§ WHAT IS NEEDED:
Below is a listing; write it out exactly and drop any images from it.

Extracted records
** START **

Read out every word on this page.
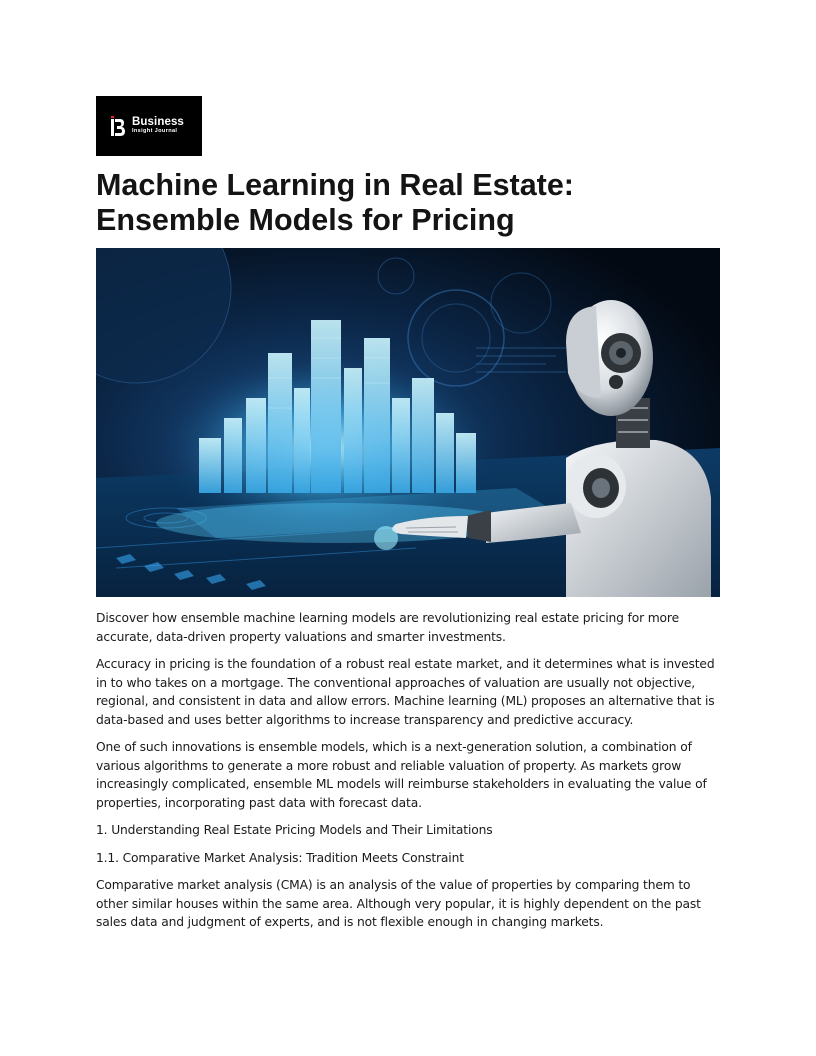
Business
Insight Journal
Machine Learning in Real Estate:
Ensemble Models for Pricing

Discover how ensemble machine learning models are revolutionizing real estate pricing for more accurate, data-driven property valuations and smarter investments.

Accuracy in pricing is the foundation of a robust real estate market, and it determines what is invested in to who takes on a mortgage. The conventional approaches of valuation are usually not objective, regional, and consistent in data and allow errors. Machine learning (ML) proposes an alternative that is data-based and uses better algorithms to increase transparency and predictive accuracy.

One of such innovations is ensemble models, which is a next-generation solution, a combination of various algorithms to generate a more robust and reliable valuation of property. As markets grow increasingly complicated, ensemble ML models will reimburse stakeholders in evaluating the value of properties, incorporating past data with forecast data.

1. Understanding Real Estate Pricing Models and Their Limitations

1.1. Comparative Market Analysis: Tradition Meets Constraint

Comparative market analysis (CMA) is an analysis of the value of properties by comparing them to other similar houses within the same area. Although very popular, it is highly dependent on the past sales data and judgment of experts, and is not flexible enough in changing markets.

** END **

§ SOLUTION TO THE EXERCISE:
Read out every word on this page.
Business
Insight Journal
Machine Learning in Real Estate:
Ensemble Models for Pricing

Discover how ensemble machine learning models are revolutionizing real estate pricing for more accurate, data-driven property valuations and smarter investments.

Accuracy in pricing is the foundation of a robust real estate market, and it determines what is invested in to who takes on a mortgage. The conventional approaches of valuation are usually not objective, regional, and consistent in data and allow errors. Machine learning (ML) proposes an alternative that is data-based and uses better algorithms to increase transparency and predictive accuracy.

One of such innovations is ensemble models, which is a next-generation solution, a combination of various algorithms to generate a more robust and reliable valuation of property. As markets grow increasingly complicated, ensemble ML models will reimburse stakeholders in evaluating the value of properties, incorporating past data with forecast data.

1. Understanding Real Estate Pricing Models and Their Limitations

1.1. Comparative Market Analysis: Tradition Meets Constraint

Comparative market analysis (CMA) is an analysis of the value of properties by comparing them to other similar houses within the same area. Although very popular, it is highly dependent on the past sales data and judgment of experts, and is not flexible enough in changing markets.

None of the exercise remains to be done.